>>>
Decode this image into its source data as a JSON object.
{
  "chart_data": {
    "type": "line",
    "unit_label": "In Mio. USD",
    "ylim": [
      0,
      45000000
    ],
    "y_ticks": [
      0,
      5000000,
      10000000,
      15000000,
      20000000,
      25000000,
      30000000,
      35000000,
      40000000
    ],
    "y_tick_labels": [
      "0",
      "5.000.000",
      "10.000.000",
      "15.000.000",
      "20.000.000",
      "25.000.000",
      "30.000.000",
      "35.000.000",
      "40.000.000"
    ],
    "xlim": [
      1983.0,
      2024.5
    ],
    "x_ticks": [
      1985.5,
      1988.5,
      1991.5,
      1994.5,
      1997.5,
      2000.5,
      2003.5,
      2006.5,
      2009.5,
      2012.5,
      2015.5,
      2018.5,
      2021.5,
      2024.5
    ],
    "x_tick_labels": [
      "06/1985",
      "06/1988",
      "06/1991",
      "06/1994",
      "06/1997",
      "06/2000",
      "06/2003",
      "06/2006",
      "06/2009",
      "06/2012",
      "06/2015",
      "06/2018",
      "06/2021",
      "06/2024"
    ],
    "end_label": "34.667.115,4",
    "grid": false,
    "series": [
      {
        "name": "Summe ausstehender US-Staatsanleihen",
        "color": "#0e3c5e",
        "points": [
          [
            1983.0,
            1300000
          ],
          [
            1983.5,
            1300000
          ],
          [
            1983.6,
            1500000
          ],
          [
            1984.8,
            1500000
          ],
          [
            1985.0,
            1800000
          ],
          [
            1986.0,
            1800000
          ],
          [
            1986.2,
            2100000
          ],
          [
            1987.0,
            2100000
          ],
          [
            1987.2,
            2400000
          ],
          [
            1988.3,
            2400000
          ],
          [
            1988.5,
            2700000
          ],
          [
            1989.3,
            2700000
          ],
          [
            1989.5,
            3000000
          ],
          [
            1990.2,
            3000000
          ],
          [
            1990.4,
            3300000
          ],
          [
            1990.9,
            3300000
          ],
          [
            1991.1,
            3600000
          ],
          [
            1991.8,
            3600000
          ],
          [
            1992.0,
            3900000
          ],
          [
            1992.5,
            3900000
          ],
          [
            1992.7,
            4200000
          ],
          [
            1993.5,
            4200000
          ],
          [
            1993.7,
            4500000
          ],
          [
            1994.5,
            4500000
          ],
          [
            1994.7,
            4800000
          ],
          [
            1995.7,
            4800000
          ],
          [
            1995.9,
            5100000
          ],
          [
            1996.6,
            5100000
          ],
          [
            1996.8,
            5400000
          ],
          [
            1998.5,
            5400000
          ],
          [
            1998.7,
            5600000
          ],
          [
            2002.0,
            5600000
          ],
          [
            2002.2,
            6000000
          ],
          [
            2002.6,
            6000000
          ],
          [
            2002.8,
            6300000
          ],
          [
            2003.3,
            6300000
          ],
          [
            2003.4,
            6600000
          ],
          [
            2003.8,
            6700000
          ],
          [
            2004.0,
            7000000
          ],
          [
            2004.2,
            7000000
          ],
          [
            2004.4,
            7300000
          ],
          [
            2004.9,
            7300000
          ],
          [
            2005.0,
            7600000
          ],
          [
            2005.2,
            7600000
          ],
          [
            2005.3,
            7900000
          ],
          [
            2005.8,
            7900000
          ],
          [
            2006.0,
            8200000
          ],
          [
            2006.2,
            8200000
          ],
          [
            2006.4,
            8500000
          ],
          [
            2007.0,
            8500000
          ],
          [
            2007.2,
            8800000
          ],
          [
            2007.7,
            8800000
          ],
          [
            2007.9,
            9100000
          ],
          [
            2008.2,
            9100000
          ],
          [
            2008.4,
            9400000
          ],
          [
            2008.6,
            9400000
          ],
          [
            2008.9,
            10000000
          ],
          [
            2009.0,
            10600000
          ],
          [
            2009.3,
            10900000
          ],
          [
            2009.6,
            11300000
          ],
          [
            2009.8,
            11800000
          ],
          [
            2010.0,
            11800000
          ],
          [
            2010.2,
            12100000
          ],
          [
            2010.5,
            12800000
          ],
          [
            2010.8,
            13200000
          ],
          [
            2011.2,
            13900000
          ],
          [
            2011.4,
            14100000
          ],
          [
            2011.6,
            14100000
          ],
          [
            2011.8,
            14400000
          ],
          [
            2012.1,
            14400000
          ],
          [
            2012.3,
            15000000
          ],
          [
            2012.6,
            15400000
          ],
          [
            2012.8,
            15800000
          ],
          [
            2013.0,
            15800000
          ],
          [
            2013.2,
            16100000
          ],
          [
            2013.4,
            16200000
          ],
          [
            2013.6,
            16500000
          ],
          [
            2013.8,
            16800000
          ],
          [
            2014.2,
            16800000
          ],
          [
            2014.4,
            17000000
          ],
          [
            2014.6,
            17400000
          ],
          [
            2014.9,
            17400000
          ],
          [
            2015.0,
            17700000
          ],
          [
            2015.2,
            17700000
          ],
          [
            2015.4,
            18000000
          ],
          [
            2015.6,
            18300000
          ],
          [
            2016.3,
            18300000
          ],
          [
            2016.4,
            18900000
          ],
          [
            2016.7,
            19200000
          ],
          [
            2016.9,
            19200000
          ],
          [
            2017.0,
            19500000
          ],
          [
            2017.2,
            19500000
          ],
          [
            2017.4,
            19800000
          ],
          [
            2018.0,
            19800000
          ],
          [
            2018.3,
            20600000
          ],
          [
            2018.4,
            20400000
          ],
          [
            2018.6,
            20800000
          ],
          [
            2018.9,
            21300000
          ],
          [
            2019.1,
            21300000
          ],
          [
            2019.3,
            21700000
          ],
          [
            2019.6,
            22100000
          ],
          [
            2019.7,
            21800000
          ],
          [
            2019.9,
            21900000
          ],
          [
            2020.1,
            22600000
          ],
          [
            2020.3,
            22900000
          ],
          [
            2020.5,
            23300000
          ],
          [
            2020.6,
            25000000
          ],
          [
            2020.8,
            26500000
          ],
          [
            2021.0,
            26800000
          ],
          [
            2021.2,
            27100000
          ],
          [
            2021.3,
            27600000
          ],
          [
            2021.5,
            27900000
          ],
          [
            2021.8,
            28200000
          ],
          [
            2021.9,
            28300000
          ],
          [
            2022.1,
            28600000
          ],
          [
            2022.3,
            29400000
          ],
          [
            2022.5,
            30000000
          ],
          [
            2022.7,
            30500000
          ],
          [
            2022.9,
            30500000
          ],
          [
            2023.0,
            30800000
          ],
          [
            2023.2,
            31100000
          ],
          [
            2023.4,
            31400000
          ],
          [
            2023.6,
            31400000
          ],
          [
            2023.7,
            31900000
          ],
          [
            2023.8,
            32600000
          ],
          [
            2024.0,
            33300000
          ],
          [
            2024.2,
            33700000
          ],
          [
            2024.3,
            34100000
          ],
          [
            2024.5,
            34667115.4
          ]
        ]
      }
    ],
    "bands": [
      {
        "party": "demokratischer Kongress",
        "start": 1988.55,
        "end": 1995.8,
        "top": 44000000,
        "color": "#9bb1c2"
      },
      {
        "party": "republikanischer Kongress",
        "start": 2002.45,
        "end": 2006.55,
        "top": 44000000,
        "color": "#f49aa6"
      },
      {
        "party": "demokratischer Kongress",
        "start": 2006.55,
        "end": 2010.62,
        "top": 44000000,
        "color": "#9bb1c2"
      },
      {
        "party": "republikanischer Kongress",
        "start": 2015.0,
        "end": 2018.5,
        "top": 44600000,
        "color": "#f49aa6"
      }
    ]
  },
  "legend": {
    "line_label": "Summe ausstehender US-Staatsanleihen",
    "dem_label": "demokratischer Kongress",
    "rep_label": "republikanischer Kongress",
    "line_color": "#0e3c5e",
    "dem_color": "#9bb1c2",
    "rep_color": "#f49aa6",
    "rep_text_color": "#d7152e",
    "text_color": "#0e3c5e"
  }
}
<<<
■ **The request**: Report only the number of lines that hold the word "start".

■ **Answer in full**: 4